Task objective = Reproduce, without alteration, everything in the records below from their first line down to and including the line that contains "- Point: [601, 1312, 616, 1337]".

Data shown =
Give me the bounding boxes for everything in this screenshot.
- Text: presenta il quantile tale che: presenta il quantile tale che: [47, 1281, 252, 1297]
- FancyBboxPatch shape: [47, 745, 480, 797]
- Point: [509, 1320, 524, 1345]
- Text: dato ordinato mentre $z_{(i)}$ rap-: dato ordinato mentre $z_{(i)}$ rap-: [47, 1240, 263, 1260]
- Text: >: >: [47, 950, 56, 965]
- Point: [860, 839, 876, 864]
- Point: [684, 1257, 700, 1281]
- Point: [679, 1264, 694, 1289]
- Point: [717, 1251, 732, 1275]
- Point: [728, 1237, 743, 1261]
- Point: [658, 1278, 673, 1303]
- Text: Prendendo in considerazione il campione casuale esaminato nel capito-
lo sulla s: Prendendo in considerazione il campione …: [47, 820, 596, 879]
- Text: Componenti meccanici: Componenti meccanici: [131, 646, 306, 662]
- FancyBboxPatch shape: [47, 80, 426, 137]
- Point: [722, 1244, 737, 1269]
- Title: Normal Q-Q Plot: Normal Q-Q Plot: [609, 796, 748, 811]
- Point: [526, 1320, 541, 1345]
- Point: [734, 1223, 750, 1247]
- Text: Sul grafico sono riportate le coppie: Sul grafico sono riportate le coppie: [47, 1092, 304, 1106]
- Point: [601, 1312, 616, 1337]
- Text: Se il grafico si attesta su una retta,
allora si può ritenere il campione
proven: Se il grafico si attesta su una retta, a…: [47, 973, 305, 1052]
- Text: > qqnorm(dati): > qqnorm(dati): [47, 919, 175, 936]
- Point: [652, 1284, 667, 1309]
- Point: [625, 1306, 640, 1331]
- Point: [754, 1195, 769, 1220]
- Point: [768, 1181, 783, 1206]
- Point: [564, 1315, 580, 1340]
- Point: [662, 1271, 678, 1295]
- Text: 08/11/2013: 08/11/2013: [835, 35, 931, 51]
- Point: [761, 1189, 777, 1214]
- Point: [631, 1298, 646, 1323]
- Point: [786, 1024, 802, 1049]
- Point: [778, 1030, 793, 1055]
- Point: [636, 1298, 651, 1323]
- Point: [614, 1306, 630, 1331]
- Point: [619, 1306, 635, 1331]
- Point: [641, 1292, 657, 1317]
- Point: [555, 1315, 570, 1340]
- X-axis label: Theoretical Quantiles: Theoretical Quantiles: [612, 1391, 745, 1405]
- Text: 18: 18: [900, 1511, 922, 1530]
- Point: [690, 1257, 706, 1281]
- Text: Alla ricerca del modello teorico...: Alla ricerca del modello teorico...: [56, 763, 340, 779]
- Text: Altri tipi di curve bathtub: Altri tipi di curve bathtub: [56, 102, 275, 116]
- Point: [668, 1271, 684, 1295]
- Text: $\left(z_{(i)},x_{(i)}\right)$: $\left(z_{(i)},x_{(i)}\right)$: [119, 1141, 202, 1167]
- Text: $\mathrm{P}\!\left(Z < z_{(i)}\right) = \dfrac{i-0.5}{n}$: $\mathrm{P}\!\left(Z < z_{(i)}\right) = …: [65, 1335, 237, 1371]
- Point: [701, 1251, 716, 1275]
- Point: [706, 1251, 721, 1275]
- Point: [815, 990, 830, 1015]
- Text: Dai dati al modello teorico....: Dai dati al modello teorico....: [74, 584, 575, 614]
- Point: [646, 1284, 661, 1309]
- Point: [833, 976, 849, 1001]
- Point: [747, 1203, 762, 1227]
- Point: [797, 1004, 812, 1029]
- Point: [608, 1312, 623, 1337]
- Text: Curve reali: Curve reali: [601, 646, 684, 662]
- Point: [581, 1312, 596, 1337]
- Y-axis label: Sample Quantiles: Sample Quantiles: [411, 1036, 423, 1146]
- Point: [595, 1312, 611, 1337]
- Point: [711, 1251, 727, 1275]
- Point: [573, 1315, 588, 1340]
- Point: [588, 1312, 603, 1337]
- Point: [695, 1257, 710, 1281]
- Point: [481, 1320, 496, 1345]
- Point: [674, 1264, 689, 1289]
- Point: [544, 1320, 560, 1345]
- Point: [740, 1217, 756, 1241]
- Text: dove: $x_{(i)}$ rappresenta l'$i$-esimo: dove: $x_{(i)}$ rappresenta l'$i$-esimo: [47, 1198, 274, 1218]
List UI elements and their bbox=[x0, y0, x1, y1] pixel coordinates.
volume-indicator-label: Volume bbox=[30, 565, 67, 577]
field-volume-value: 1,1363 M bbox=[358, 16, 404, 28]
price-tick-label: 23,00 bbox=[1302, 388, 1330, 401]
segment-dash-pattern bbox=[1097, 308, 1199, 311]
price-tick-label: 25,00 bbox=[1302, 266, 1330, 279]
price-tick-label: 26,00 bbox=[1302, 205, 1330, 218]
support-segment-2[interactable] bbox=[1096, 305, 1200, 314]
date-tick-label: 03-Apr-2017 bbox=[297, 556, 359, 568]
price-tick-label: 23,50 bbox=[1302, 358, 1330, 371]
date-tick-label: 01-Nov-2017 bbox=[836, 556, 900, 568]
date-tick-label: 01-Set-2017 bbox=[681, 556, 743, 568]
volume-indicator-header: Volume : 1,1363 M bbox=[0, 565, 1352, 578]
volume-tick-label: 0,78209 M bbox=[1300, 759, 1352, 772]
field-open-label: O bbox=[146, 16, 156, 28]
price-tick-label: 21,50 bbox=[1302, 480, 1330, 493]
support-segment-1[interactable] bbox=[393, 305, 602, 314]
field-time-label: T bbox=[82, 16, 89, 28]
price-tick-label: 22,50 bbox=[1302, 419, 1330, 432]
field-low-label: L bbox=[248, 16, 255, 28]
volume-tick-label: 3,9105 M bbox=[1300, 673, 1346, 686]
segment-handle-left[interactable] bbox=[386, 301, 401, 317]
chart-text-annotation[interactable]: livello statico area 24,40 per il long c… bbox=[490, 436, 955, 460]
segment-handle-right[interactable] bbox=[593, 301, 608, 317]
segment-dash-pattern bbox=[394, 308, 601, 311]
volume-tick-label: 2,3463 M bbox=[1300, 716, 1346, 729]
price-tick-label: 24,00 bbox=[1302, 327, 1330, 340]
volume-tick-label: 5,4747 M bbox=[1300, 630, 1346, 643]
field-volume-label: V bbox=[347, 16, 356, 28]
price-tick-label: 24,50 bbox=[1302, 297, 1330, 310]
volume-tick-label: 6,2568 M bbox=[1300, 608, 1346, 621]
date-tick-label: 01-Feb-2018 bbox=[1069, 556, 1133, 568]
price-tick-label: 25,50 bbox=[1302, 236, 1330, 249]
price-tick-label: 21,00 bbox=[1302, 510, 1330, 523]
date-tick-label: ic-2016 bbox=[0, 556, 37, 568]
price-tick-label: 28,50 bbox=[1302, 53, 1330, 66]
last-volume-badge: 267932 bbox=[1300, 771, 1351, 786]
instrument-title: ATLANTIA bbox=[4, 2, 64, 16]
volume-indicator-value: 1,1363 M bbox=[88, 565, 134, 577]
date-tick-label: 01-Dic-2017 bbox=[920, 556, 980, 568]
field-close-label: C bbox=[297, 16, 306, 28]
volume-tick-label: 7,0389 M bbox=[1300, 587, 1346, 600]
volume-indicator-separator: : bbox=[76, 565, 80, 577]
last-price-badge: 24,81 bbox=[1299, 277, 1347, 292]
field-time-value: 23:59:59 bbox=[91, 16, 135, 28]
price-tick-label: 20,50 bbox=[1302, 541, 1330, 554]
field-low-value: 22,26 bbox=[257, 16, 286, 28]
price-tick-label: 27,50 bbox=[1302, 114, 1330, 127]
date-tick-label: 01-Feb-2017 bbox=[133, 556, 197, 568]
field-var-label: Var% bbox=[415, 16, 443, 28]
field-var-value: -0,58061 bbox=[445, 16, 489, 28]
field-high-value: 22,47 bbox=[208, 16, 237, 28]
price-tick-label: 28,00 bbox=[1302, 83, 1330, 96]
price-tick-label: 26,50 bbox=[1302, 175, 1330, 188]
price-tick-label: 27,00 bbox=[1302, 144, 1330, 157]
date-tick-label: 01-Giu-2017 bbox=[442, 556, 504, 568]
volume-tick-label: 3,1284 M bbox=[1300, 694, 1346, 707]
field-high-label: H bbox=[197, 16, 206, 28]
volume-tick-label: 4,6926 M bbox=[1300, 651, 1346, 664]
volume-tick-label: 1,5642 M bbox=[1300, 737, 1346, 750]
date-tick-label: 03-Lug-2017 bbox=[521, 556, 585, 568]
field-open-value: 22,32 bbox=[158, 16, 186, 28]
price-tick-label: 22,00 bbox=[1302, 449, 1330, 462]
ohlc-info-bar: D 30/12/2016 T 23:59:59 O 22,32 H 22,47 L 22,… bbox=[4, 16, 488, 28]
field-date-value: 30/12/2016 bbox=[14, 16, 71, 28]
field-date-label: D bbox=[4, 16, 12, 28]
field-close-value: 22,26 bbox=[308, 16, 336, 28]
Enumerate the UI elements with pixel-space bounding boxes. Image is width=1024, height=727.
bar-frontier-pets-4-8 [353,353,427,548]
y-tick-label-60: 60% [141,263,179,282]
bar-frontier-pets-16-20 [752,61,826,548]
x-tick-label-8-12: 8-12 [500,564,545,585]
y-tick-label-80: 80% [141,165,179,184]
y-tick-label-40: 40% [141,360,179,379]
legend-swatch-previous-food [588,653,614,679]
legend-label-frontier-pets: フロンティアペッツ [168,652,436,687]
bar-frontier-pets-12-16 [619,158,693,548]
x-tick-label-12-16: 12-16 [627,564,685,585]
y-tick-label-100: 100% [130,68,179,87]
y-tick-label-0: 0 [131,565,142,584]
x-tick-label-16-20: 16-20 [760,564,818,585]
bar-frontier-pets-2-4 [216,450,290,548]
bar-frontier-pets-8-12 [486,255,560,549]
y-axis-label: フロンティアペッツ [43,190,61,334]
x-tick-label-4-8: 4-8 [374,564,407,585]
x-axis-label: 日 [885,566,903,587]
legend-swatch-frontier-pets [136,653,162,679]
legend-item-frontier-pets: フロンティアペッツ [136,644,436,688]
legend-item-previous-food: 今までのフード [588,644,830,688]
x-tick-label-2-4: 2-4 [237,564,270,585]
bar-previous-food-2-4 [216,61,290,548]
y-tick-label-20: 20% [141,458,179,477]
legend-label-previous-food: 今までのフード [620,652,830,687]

The response =
Give me the bounding boxes for everything in this screenshot.
- Text: presenta il quantile tale che: presenta il quantile tale che: [47, 1281, 252, 1297]
- FancyBboxPatch shape: [47, 745, 480, 797]
- Point: [509, 1320, 524, 1345]
- Text: dato ordinato mentre $z_{(i)}$ rap-: dato ordinato mentre $z_{(i)}$ rap-: [47, 1240, 263, 1260]
- Text: >: >: [47, 950, 56, 965]
- Point: [860, 839, 876, 864]
- Point: [684, 1257, 700, 1281]
- Point: [679, 1264, 694, 1289]
- Point: [717, 1251, 732, 1275]
- Point: [728, 1237, 743, 1261]
- Point: [658, 1278, 673, 1303]
- Text: Prendendo in considerazione il campione casuale esaminato nel capito-
lo sulla s: Prendendo in considerazione il campione …: [47, 820, 596, 879]
- Text: Componenti meccanici: Componenti meccanici: [131, 646, 306, 662]
- FancyBboxPatch shape: [47, 80, 426, 137]
- Point: [722, 1244, 737, 1269]
- Title: Normal Q-Q Plot: Normal Q-Q Plot: [609, 796, 748, 811]
- Point: [526, 1320, 541, 1345]
- Point: [734, 1223, 750, 1247]
- Text: Sul grafico sono riportate le coppie: Sul grafico sono riportate le coppie: [47, 1092, 304, 1106]
- Point: [601, 1312, 616, 1337]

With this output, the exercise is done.